▶ _Stored rows_
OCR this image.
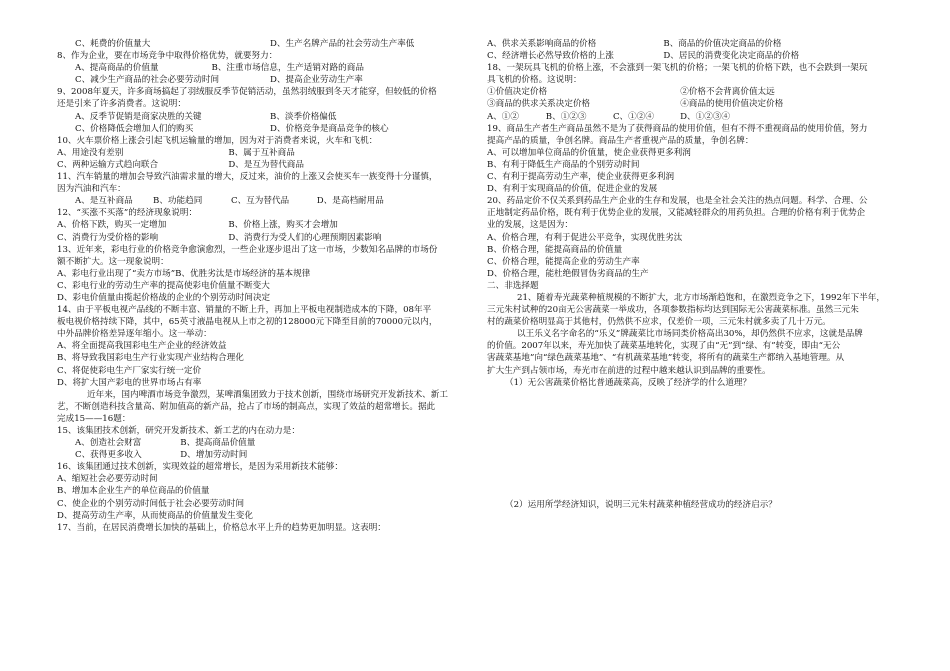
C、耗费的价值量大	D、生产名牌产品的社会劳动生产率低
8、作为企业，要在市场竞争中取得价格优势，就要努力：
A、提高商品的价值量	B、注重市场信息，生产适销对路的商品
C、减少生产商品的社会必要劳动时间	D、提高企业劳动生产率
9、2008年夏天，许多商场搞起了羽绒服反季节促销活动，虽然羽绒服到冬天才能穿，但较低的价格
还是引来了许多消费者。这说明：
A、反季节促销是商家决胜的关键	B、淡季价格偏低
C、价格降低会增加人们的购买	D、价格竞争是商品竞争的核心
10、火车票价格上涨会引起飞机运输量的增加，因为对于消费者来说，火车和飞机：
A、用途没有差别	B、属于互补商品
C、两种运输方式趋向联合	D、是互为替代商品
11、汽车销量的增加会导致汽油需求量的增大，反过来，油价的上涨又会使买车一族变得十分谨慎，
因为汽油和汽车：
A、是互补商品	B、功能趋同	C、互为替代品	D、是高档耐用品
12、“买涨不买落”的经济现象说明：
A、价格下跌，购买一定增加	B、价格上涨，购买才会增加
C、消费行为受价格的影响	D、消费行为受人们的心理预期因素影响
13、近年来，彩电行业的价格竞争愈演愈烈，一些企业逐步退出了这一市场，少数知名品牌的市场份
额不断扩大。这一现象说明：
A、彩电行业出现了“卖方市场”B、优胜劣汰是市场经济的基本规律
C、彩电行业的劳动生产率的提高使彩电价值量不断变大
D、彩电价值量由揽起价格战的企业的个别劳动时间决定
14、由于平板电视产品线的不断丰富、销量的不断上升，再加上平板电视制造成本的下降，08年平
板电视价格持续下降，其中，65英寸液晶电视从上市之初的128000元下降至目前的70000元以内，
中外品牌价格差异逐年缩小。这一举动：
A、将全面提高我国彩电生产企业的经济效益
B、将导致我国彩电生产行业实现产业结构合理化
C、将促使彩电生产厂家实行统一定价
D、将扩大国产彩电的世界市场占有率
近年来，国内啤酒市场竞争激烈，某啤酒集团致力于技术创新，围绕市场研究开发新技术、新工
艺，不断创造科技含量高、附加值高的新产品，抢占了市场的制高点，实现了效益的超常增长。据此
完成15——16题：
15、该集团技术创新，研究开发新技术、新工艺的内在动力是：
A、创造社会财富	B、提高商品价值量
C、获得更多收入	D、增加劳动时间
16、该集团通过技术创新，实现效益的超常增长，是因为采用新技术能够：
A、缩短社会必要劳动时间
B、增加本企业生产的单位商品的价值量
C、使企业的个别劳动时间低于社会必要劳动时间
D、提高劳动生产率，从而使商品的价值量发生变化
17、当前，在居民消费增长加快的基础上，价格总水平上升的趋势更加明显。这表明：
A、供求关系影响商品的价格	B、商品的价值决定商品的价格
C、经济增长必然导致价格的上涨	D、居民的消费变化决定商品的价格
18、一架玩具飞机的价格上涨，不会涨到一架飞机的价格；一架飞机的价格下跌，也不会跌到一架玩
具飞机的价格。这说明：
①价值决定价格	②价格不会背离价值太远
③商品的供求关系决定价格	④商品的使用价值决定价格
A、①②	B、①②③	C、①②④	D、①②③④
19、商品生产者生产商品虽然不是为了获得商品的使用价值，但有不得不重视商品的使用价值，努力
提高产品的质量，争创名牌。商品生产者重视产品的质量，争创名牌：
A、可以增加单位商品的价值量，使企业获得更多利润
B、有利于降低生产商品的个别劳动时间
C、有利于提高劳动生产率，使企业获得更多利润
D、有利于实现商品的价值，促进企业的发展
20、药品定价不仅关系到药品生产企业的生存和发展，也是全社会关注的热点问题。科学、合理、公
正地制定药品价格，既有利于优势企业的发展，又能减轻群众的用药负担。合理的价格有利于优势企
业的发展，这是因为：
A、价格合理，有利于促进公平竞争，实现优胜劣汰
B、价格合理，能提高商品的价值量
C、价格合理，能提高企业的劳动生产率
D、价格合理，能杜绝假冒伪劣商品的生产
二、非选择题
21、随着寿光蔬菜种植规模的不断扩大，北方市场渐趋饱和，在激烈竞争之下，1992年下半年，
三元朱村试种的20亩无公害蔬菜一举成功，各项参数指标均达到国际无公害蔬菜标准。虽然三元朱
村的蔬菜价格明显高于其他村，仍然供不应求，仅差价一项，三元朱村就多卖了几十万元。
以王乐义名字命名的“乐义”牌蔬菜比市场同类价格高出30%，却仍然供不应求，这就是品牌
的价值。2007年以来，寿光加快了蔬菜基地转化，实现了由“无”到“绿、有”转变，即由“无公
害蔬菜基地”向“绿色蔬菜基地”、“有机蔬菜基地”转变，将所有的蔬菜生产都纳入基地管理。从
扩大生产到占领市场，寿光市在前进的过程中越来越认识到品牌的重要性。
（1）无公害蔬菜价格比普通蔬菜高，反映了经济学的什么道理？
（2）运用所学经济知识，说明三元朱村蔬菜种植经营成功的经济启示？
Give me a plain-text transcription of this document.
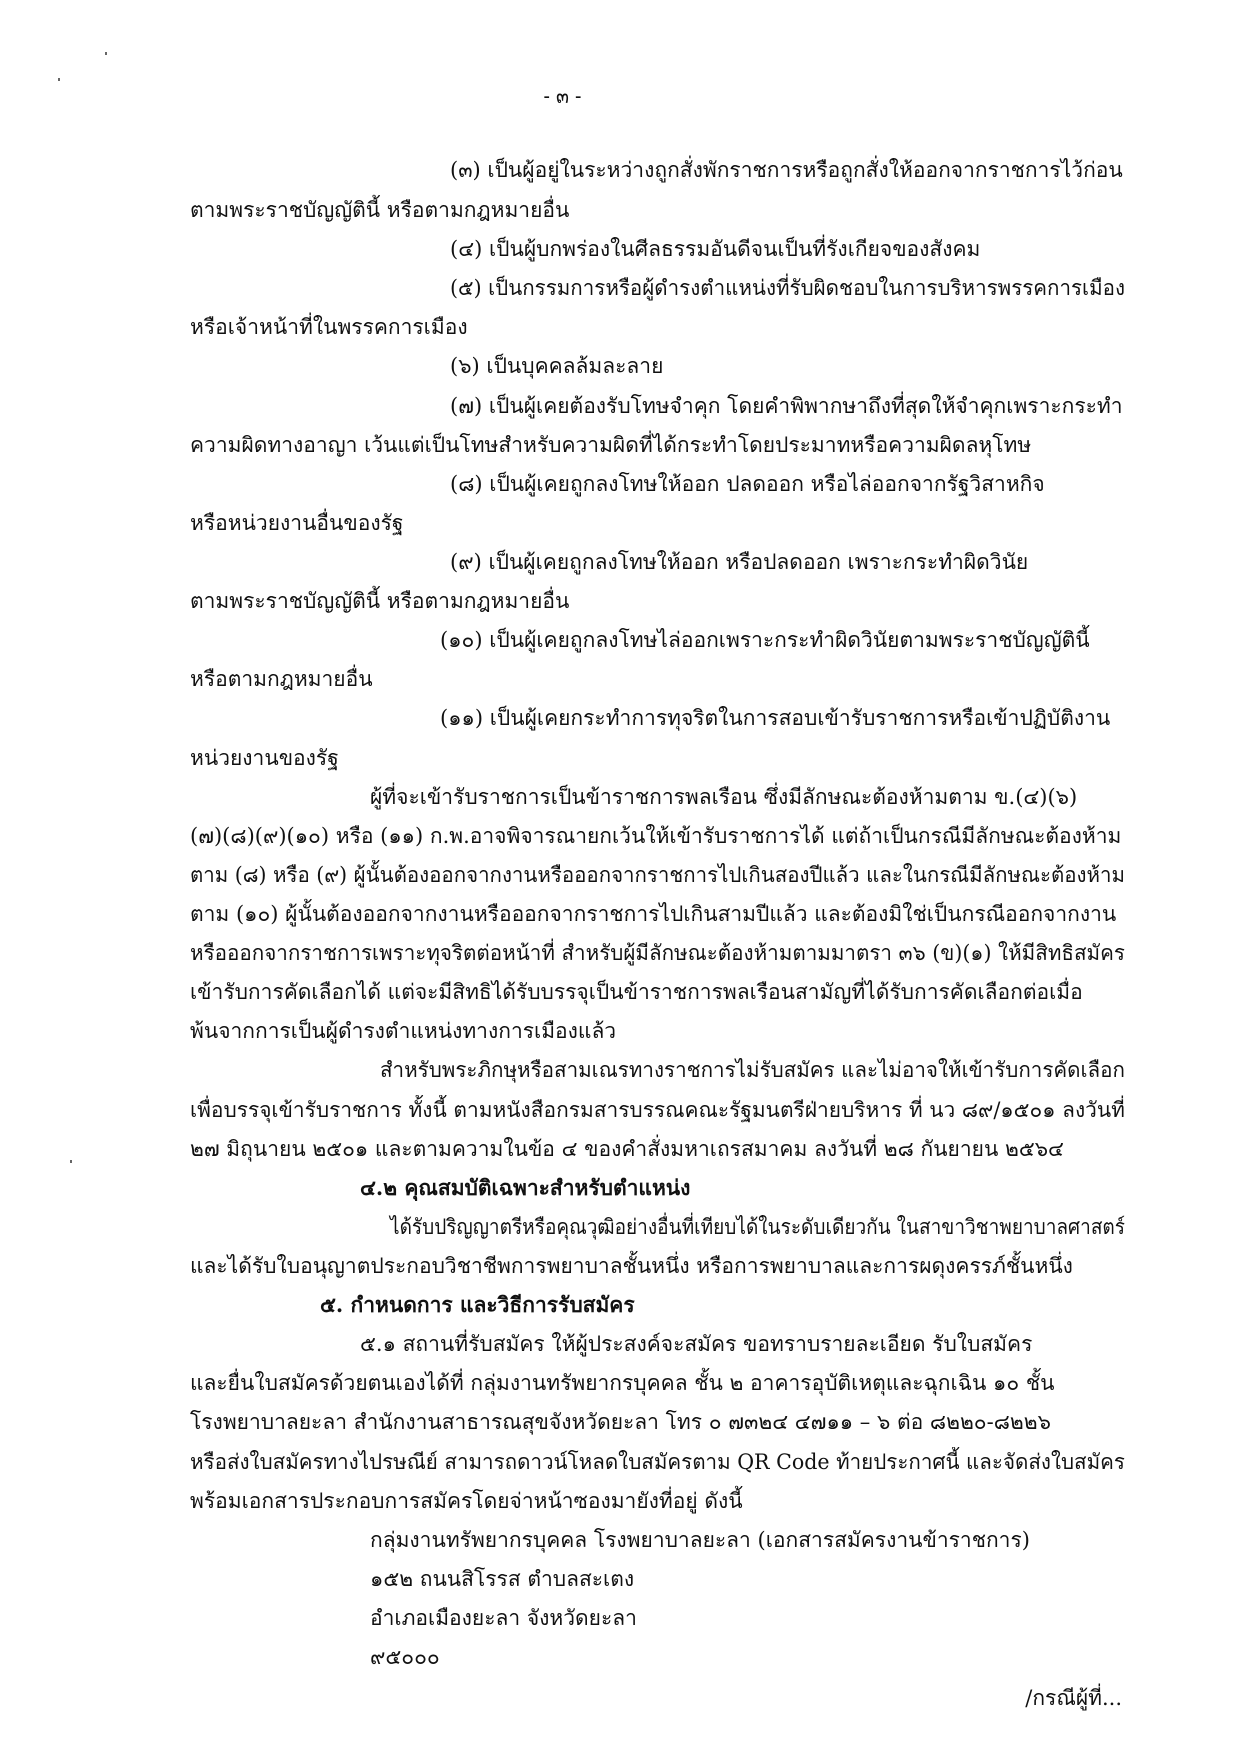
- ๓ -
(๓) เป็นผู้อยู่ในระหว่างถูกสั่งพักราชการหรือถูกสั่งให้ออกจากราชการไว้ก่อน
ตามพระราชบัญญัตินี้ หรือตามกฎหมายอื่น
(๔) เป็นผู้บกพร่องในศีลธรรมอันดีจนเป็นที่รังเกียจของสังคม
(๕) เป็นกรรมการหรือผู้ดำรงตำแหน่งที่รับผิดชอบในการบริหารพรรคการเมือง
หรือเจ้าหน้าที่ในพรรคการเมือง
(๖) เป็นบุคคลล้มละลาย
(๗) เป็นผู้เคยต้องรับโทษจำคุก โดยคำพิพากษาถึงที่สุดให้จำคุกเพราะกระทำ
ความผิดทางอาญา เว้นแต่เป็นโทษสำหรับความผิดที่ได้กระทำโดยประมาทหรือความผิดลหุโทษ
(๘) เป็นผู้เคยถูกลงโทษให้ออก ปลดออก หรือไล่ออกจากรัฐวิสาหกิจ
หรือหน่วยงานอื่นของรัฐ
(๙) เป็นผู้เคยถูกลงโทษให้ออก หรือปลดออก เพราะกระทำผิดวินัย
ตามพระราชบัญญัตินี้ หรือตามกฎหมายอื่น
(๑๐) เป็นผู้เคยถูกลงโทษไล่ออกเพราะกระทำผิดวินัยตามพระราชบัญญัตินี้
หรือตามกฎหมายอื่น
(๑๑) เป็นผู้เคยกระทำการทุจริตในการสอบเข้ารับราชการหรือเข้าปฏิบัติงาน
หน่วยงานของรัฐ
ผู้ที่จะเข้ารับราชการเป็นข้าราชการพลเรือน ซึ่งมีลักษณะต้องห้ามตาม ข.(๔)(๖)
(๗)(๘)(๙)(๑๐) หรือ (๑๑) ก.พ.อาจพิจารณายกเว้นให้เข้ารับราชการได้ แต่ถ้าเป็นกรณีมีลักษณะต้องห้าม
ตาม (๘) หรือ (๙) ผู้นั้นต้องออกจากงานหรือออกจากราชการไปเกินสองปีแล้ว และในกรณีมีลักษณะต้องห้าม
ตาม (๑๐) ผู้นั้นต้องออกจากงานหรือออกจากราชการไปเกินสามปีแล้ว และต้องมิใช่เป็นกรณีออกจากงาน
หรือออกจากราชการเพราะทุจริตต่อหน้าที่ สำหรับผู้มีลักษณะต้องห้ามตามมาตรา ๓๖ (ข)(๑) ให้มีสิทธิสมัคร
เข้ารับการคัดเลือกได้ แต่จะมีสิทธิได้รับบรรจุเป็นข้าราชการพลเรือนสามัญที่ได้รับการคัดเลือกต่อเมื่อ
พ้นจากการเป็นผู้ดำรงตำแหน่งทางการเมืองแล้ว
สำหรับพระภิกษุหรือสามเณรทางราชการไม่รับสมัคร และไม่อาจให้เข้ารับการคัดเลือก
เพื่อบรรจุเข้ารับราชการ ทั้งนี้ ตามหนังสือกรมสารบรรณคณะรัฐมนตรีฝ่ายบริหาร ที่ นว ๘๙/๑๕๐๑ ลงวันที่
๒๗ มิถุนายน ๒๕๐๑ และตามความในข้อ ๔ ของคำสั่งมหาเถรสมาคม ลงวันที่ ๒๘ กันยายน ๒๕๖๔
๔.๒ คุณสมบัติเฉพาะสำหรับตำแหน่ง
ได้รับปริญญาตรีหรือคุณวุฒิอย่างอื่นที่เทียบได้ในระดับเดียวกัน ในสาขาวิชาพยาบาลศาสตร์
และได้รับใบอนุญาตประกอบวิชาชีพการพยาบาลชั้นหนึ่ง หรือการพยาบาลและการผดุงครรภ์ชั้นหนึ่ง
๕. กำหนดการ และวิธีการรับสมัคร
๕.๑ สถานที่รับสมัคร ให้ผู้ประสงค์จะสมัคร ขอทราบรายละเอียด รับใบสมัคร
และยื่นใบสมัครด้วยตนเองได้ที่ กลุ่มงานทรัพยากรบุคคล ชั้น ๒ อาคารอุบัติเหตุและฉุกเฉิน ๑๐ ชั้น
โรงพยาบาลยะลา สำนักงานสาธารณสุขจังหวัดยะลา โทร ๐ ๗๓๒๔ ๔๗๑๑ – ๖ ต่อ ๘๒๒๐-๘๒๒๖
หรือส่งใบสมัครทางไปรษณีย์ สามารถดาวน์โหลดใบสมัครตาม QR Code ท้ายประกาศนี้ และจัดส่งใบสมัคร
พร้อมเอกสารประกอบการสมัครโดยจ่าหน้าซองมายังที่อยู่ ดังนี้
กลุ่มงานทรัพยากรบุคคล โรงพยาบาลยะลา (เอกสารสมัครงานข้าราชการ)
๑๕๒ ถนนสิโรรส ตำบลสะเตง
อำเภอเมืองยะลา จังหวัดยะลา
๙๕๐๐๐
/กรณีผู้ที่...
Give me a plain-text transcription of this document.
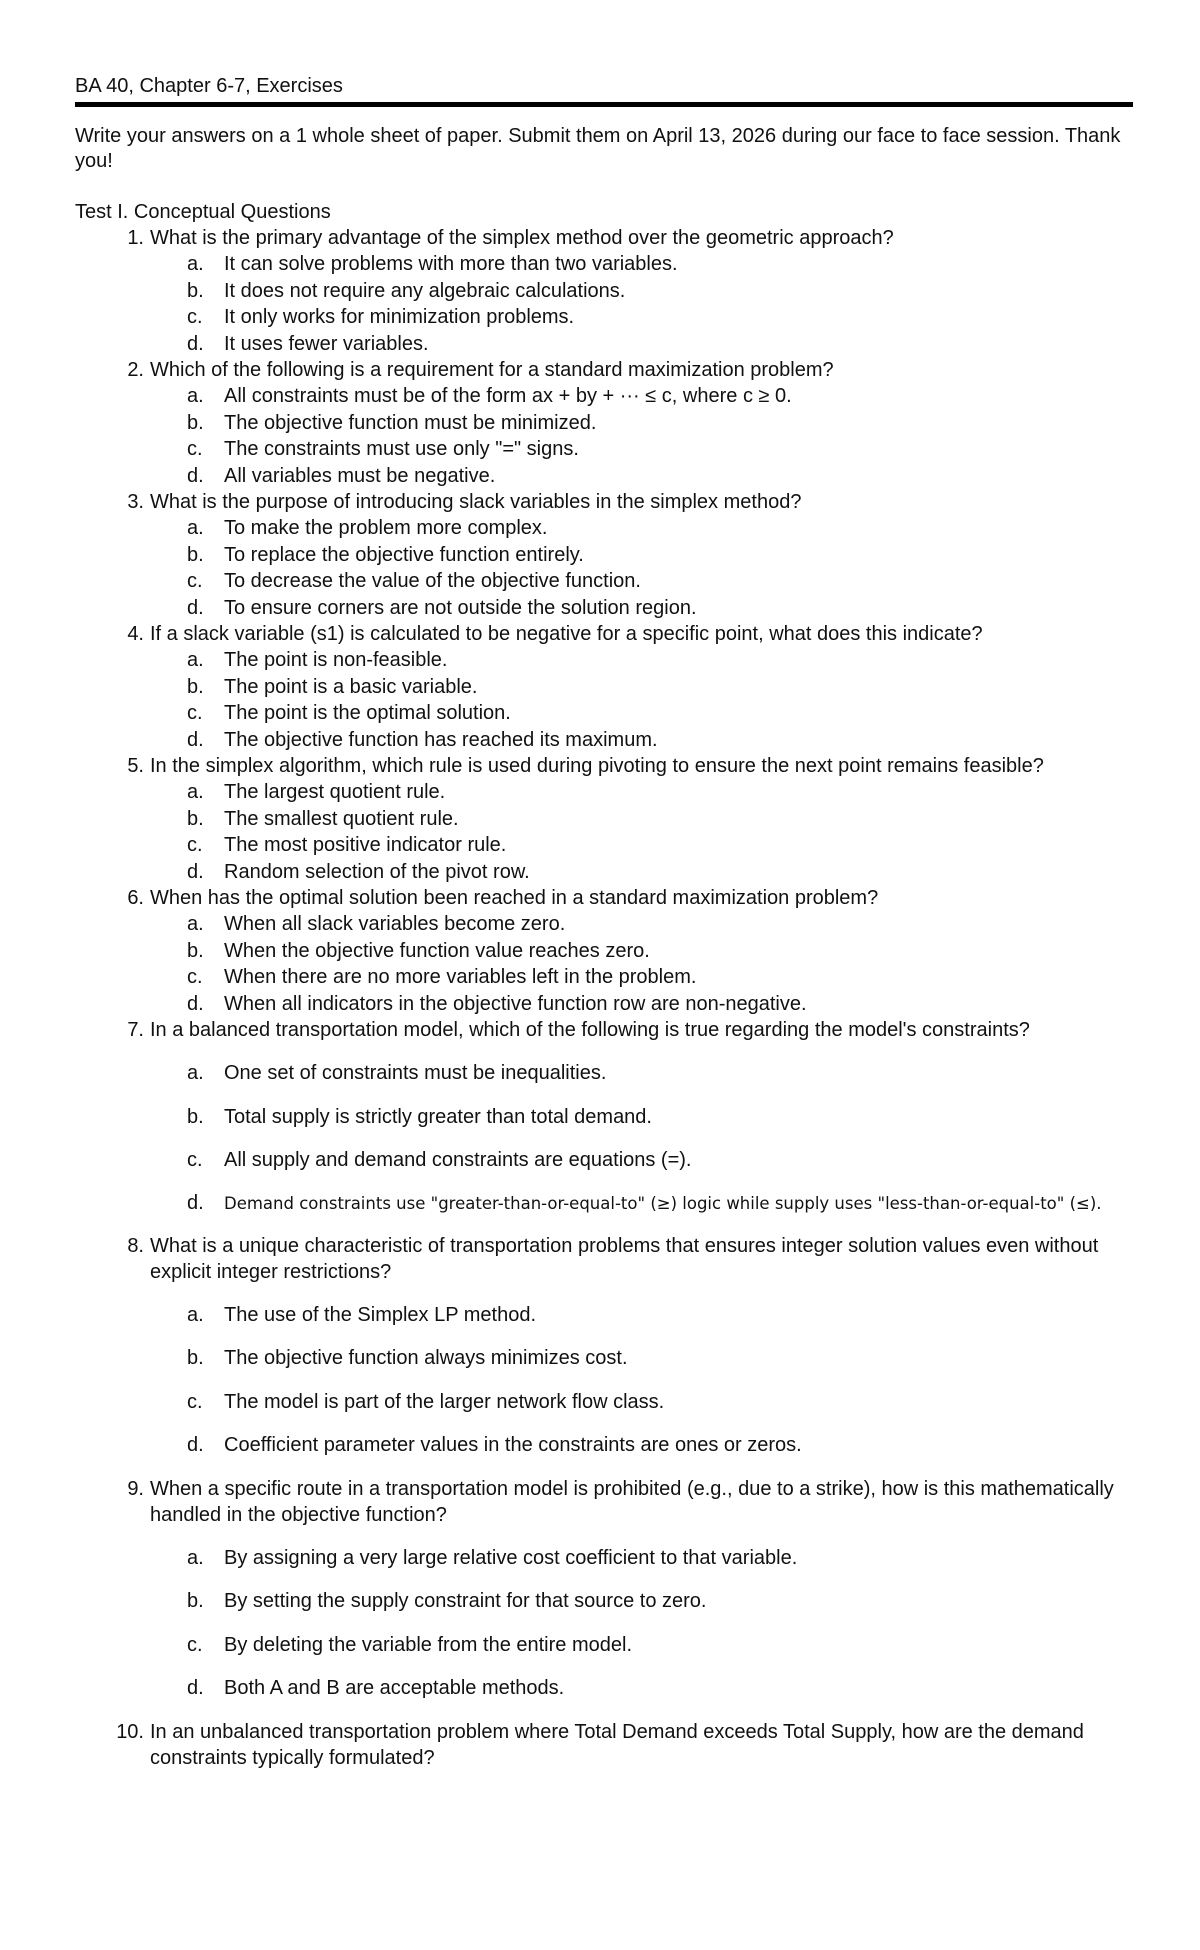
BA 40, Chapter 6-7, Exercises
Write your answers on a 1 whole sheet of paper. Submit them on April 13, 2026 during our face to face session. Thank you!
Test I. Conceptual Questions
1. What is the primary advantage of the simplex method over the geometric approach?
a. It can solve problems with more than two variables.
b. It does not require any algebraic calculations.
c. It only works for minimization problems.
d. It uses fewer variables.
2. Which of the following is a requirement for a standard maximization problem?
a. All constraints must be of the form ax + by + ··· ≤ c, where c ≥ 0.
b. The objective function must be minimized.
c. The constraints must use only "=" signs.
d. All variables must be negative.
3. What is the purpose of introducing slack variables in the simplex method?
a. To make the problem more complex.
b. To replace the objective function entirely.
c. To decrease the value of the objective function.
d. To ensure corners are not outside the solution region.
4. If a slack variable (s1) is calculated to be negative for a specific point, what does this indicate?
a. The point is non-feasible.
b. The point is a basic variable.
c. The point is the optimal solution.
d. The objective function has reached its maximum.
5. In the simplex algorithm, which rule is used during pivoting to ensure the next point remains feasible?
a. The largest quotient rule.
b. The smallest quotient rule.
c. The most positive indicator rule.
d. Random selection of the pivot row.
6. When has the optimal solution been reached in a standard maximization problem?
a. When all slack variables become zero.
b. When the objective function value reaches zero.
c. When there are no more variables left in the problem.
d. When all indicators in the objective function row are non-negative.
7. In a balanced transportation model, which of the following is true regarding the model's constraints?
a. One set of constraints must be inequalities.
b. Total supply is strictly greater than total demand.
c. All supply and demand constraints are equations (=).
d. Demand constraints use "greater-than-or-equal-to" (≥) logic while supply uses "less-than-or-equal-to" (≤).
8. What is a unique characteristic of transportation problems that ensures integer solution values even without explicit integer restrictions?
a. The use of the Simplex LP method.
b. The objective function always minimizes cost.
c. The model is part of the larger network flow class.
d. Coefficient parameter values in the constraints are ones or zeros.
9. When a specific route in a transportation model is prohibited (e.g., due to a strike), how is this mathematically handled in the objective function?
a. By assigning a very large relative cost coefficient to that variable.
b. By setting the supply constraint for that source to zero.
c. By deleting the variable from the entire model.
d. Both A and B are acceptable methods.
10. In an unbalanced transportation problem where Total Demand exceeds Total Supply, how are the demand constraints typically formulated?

▶ _Written request_
State, as a bare number, how many lines of the listing hold the word "เคยถ".

▶ _Exercise response_
3